**What is asked**. Work out how many lines in the entries below include the word "Mozilla". Give nothing but the number.

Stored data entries
------------------------------------------------------------
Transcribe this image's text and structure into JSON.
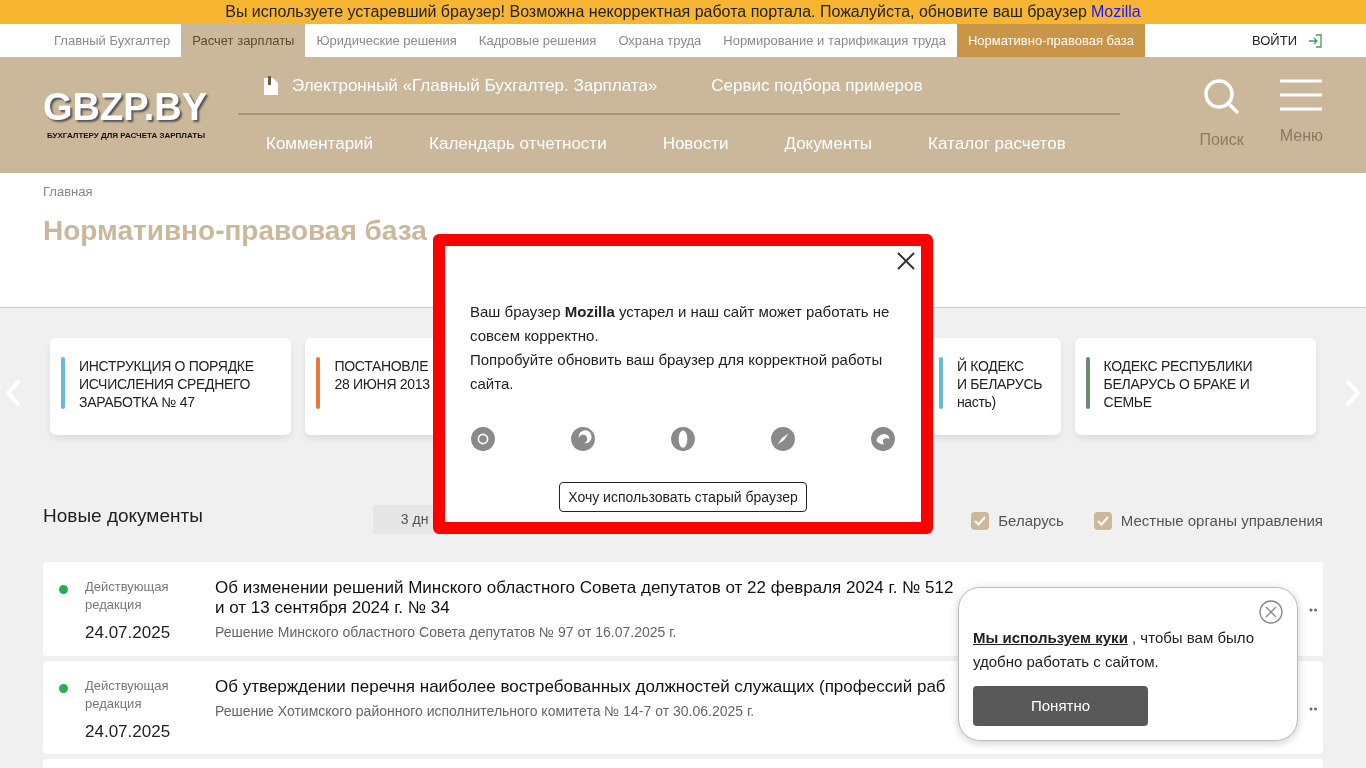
{
  "banner": {
    "text": "Вы используете устаревший браузер! Возможна некорректная работа портала. Пожалуйста, обновите ваш браузер",
    "link": "Mozilla"
  },
  "top_tabs": [
    {
      "label": "Главный Бухгалтер",
      "selected": false,
      "kind": "plain"
    },
    {
      "label": "Расчет зарплаты",
      "selected": true,
      "kind": "plain"
    },
    {
      "label": "Юридические решения",
      "selected": false,
      "kind": "plain"
    },
    {
      "label": "Кадровые решения",
      "selected": false,
      "kind": "plain"
    },
    {
      "label": "Охрана труда",
      "selected": false,
      "kind": "plain"
    },
    {
      "label": "Нормирование и тарификация труда",
      "selected": false,
      "kind": "plain"
    },
    {
      "label": "Нормативно-правовая база",
      "selected": false,
      "kind": "accent"
    }
  ],
  "login": "ВОЙТИ",
  "header": {
    "logo": "GBZP.BY",
    "tagline": "БУХГАЛТЕРУ ДЛЯ РАСЧЕТА ЗАРПЛАТЫ",
    "upper_links": [
      "Электронный «Главный Бухгалтер. Зарплата»",
      "Сервис подбора примеров"
    ],
    "nav": [
      "Комментарий",
      "Календарь отчетности",
      "Новости",
      "Документы",
      "Каталог расчетов"
    ],
    "search": "Поиск",
    "menu": "Меню"
  },
  "breadcrumb": "Главная",
  "page_title": "Нормативно-правовая база",
  "cards": [
    {
      "lines": [
        "ИНСТРУКЦИЯ О ПОРЯДКЕ",
        "ИСЧИСЛЕНИЯ СРЕДНЕГО",
        "ЗАРАБОТКА № 47"
      ],
      "color": "#6ab8dc"
    },
    {
      "lines": [
        "ПОСТАНОВЛЕ",
        "28 ИЮНЯ 2013"
      ],
      "color": "#e8773c"
    },
    {
      "lines": [
        "Й КОДЕКС",
        "И БЕЛАРУСЬ",
        "насть)"
      ],
      "color": "#6ab8dc"
    },
    {
      "lines": [
        "КОДЕКС РЕСПУБЛИКИ",
        "БЕЛАРУСЬ О БРАКЕ И",
        "СЕМЬЕ"
      ],
      "color": "#6b8a72"
    }
  ],
  "section_title": "Новые документы",
  "period": "3 дн",
  "filters": [
    {
      "label": "Беларусь",
      "checked": true
    },
    {
      "label": "Местные органы управления",
      "checked": true
    }
  ],
  "documents": [
    {
      "status": "Действующая редакция",
      "color": "#22b14c",
      "date": "24.07.2025",
      "title": "Об изменении решений Минского областного Совета депутатов от 22 февраля 2024 г. № 512 и от 13 сентября 2024 г. № 34",
      "source": "Решение Минского областного Совета депутатов № 97 от 16.07.2025 г."
    },
    {
      "status": "Действующая редакция",
      "color": "#22b14c",
      "date": "24.07.2025",
      "title": "Об утверждении перечня наиболее востребованных должностей служащих (профессий раб",
      "source": "Решение Хотимского районного исполнительного комитета № 14-7 от 30.06.2025 г."
    }
  ],
  "modal": {
    "text": "Ваш браузер **Mozilla** устарел и наш сайт может работать не совсем корректно.",
    "text2": "Попробуйте обновить ваш браузер для корректной работы сайта.",
    "button": "Хочу использовать старый браузер"
  },
  "cookie": {
    "link": "Мы используем куки",
    "text": ", чтобы вам было удобно работать с сайтом.",
    "button": "Понятно"
  }
}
------------------------------------------------------------
**Written solution**. 2